== SHORT EXERCISE ==
Reproduce all of the material exactly as shown.

[Records excerpted from a collection]
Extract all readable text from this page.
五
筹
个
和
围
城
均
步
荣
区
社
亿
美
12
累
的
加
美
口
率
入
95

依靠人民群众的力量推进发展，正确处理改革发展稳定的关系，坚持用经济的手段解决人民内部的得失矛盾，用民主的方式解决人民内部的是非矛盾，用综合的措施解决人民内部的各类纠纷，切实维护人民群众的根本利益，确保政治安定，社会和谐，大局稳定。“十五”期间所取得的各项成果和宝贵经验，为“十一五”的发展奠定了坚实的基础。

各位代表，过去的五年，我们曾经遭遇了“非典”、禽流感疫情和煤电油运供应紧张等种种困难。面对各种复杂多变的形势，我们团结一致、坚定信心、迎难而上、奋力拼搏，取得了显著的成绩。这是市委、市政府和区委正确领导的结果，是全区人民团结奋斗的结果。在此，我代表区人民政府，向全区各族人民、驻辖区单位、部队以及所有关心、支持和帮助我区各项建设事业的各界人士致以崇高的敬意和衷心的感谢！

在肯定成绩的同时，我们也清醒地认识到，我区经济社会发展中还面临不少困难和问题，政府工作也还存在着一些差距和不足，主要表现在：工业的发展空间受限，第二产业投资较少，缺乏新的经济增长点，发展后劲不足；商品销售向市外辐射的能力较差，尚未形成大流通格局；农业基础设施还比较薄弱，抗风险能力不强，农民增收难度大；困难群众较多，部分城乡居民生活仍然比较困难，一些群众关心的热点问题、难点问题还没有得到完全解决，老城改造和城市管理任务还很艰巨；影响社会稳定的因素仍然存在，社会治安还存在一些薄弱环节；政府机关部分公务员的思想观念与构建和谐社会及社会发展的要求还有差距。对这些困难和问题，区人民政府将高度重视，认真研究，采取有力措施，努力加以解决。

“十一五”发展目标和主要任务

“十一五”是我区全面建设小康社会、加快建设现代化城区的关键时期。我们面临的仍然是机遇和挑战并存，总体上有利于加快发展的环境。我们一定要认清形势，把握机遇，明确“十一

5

== COMPLETE ANSWER ==
Extract all readable text from this page.
五
筹
个
和
围
城
均
步
荣
区
社
亿
美
12
累
的
加
美
口
率
入
95

依靠人民群众的力量推进发展，正确处理改革发展稳定的关系，坚持用经济的手段解决人民内部的得失矛盾，用民主的方式解决人民内部的是非矛盾，用综合的措施解决人民内部的各类纠纷，切实维护人民群众的根本利益，确保政治安定，社会和谐，大局稳定。“十五”期间所取得的各项成果和宝贵经验，为“十一五”的发展奠定了坚实的基础。

各位代表，过去的五年，我们曾经遭遇了“非典”、禽流感疫情和煤电油运供应紧张等种种困难。面对各种复杂多变的形势，我们团结一致、坚定信心、迎难而上、奋力拼搏，取得了显著的成绩。这是市委、市政府和区委正确领导的结果，是全区人民团结奋斗的结果。在此，我代表区人民政府，向全区各族人民、驻辖区单位、部队以及所有关心、支持和帮助我区各项建设事业的各界人士致以崇高的敬意和衷心的感谢！

在肯定成绩的同时，我们也清醒地认识到，我区经济社会发展中还面临不少困难和问题，政府工作也还存在着一些差距和不足，主要表现在：工业的发展空间受限，第二产业投资较少，缺乏新的经济增长点，发展后劲不足；商品销售向市外辐射的能力较差，尚未形成大流通格局；农业基础设施还比较薄弱，抗风险能力不强，农民增收难度大；困难群众较多，部分城乡居民生活仍然比较困难，一些群众关心的热点问题、难点问题还没有得到完全解决，老城改造和城市管理任务还很艰巨；影响社会稳定的因素仍然存在，社会治安还存在一些薄弱环节；政府机关部分公务员的思想观念与构建和谐社会及社会发展的要求还有差距。对这些困难和问题，区人民政府将高度重视，认真研究，采取有力措施，努力加以解决。

“十一五”发展目标和主要任务

“十一五”是我区全面建设小康社会、加快建设现代化城区的关键时期。我们面临的仍然是机遇和挑战并存，总体上有利于加快发展的环境。我们一定要认清形势，把握机遇，明确“十一

5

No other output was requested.